_DATASET CONTENT_.

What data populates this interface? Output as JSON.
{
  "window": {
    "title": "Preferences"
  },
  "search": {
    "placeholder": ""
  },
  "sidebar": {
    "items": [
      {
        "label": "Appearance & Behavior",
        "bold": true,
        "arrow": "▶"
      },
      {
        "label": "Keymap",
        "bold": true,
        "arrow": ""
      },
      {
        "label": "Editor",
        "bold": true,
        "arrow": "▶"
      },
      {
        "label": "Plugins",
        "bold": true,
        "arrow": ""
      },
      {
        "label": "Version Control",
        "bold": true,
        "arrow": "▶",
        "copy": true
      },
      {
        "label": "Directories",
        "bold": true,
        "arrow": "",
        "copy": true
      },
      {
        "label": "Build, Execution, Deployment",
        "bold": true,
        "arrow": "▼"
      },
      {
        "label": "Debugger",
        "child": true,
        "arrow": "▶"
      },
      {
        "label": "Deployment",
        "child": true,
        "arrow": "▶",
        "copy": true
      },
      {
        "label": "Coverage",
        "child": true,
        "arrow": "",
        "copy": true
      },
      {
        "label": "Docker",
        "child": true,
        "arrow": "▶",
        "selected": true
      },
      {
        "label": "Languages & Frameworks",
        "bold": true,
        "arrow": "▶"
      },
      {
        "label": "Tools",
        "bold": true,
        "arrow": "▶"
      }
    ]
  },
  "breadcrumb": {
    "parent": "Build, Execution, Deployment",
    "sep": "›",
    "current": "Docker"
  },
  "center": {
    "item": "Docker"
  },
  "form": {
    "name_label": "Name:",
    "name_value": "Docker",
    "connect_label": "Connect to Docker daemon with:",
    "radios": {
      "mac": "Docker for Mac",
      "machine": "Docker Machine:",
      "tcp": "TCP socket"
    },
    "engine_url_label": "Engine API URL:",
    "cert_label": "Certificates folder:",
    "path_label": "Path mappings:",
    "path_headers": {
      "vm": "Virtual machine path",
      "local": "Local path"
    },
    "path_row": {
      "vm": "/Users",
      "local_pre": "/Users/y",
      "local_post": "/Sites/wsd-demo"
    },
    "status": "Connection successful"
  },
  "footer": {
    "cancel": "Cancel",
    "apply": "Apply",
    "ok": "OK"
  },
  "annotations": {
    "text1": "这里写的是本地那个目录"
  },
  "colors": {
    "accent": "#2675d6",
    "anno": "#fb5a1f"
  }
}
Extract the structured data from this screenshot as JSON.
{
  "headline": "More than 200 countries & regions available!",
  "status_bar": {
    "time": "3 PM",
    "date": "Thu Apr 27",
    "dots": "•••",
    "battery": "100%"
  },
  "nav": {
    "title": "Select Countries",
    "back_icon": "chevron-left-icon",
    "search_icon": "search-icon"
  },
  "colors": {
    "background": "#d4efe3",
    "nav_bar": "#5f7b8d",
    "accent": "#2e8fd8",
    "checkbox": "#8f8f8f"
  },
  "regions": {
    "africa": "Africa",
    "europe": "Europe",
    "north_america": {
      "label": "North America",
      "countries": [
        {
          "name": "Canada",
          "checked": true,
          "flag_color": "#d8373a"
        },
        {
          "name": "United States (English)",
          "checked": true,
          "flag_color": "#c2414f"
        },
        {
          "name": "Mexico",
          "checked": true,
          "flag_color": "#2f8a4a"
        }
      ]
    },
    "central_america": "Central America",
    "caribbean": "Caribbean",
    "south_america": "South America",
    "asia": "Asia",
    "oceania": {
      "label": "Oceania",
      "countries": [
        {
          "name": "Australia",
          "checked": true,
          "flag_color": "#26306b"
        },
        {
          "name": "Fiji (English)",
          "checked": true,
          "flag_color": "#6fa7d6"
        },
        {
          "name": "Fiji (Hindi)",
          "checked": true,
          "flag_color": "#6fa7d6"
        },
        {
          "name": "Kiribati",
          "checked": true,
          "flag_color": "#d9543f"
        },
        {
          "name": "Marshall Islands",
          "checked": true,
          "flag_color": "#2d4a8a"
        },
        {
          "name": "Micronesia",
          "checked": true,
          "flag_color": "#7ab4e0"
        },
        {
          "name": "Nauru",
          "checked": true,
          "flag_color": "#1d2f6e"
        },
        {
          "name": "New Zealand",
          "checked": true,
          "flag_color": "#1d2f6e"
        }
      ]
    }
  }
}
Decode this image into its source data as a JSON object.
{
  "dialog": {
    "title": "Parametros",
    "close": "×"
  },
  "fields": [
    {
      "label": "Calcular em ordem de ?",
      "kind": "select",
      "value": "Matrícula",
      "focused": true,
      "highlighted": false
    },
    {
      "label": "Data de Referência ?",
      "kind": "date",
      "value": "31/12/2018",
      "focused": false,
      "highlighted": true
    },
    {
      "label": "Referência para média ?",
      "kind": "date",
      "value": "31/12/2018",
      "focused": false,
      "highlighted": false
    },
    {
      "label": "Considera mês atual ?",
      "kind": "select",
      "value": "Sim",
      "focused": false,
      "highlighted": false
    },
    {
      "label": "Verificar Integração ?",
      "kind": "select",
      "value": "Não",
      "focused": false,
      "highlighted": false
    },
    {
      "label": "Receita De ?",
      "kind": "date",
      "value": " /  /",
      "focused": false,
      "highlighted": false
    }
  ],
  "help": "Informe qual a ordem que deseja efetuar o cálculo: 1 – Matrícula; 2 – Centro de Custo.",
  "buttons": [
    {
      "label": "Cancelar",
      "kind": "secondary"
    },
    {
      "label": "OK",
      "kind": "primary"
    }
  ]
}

_TASK GOAL_. Extract the full listing above without alteration.

_RESPONSE TO THIS EXERCISE_.
What data populates this interface? Output as JSON.
{
  "window": {
    "title": "Preferences"
  },
  "search": {
    "placeholder": ""
  },
  "sidebar": {
    "items": [
      {
        "label": "Appearance & Behavior",
        "bold": true,
        "arrow": "▶"
      },
      {
        "label": "Keymap",
        "bold": true,
        "arrow": ""
      },
      {
        "label": "Editor",
        "bold": true,
        "arrow": "▶"
      },
      {
        "label": "Plugins",
        "bold": true,
        "arrow": ""
      },
      {
        "label": "Version Control",
        "bold": true,
        "arrow": "▶",
        "copy": true
      },
      {
        "label": "Directories",
        "bold": true,
        "arrow": "",
        "copy": true
      },
      {
        "label": "Build, Execution, Deployment",
        "bold": true,
        "arrow": "▼"
      },
      {
        "label": "Debugger",
        "child": true,
        "arrow": "▶"
      },
      {
        "label": "Deployment",
        "child": true,
        "arrow": "▶",
        "copy": true
      },
      {
        "label": "Coverage",
        "child": true,
        "arrow": "",
        "copy": true
      },
      {
        "label": "Docker",
        "child": true,
        "arrow": "▶",
        "selected": true
      },
      {
        "label": "Languages & Frameworks",
        "bold": true,
        "arrow": "▶"
      },
      {
        "label": "Tools",
        "bold": true,
        "arrow": "▶"
      }
    ]
  },
  "breadcrumb": {
    "parent": "Build, Execution, Deployment",
    "sep": "›",
    "current": "Docker"
  },
  "center": {
    "item": "Docker"
  },
  "form": {
    "name_label": "Name:",
    "name_value": "Docker",
    "connect_label": "Connect to Docker daemon with:",
    "radios": {
      "mac": "Docker for Mac",
      "machine": "Docker Machine:",
      "tcp": "TCP socket"
    },
    "engine_url_label": "Engine API URL:",
    "cert_label": "Certificates folder:",
    "path_label": "Path mappings:",
    "path_headers": {
      "vm": "Virtual machine path",
      "local": "Local path"
    },
    "path_row": {
      "vm": "/Users",
      "local_pre": "/Users/y",
      "local_post": "/Sites/wsd-demo"
    },
    "status": "Connection successful"
  },
  "footer": {
    "cancel": "Cancel",
    "apply": "Apply",
    "ok": "OK"
  },
  "annotations": {
    "text1": "这里写的是本地那个目录"
  },
  "colors": {
    "accent": "#2675d6",
    "anno": "#fb5a1f"
  }
}
Extract the structured data from this screenshot as JSON.
{
  "headline": "More than 200 countries & regions available!",
  "status_bar": {
    "time": "3 PM",
    "date": "Thu Apr 27",
    "dots": "•••",
    "battery": "100%"
  },
  "nav": {
    "title": "Select Countries",
    "back_icon": "chevron-left-icon",
    "search_icon": "search-icon"
  },
  "colors": {
    "background": "#d4efe3",
    "nav_bar": "#5f7b8d",
    "accent": "#2e8fd8",
    "checkbox": "#8f8f8f"
  },
  "regions": {
    "africa": "Africa",
    "europe": "Europe",
    "north_america": {
      "label": "North America",
      "countries": [
        {
          "name": "Canada",
          "checked": true,
          "flag_color": "#d8373a"
        },
        {
          "name": "United States (English)",
          "checked": true,
          "flag_color": "#c2414f"
        },
        {
          "name": "Mexico",
          "checked": true,
          "flag_color": "#2f8a4a"
        }
      ]
    },
    "central_america": "Central America",
    "caribbean": "Caribbean",
    "south_america": "South America",
    "asia": "Asia",
    "oceania": {
      "label": "Oceania",
      "countries": [
        {
          "name": "Australia",
          "checked": true,
          "flag_color": "#26306b"
        },
        {
          "name": "Fiji (English)",
          "checked": true,
          "flag_color": "#6fa7d6"
        },
        {
          "name": "Fiji (Hindi)",
          "checked": true,
          "flag_color": "#6fa7d6"
        },
        {
          "name": "Kiribati",
          "checked": true,
          "flag_color": "#d9543f"
        },
        {
          "name": "Marshall Islands",
          "checked": true,
          "flag_color": "#2d4a8a"
        },
        {
          "name": "Micronesia",
          "checked": true,
          "flag_color": "#7ab4e0"
        },
        {
          "name": "Nauru",
          "checked": true,
          "flag_color": "#1d2f6e"
        },
        {
          "name": "New Zealand",
          "checked": true,
          "flag_color": "#1d2f6e"
        }
      ]
    }
  }
}
Decode this image into its source data as a JSON object.
{
  "dialog": {
    "title": "Parametros",
    "close": "×"
  },
  "fields": [
    {
      "label": "Calcular em ordem de ?",
      "kind": "select",
      "value": "Matrícula",
      "focused": true,
      "highlighted": false
    },
    {
      "label": "Data de Referência ?",
      "kind": "date",
      "value": "31/12/2018",
      "focused": false,
      "highlighted": true
    },
    {
      "label": "Referência para média ?",
      "kind": "date",
      "value": "31/12/2018",
      "focused": false,
      "highlighted": false
    },
    {
      "label": "Considera mês atual ?",
      "kind": "select",
      "value": "Sim",
      "focused": false,
      "highlighted": false
    },
    {
      "label": "Verificar Integração ?",
      "kind": "select",
      "value": "Não",
      "focused": false,
      "highlighted": false
    },
    {
      "label": "Receita De ?",
      "kind": "date",
      "value": " /  /",
      "focused": false,
      "highlighted": false
    }
  ],
  "help": "Informe qual a ordem que deseja efetuar o cálculo: 1 – Matrícula; 2 – Centro de Custo.",
  "buttons": [
    {
      "label": "Cancelar",
      "kind": "secondary"
    },
    {
      "label": "OK",
      "kind": "primary"
    }
  ]
}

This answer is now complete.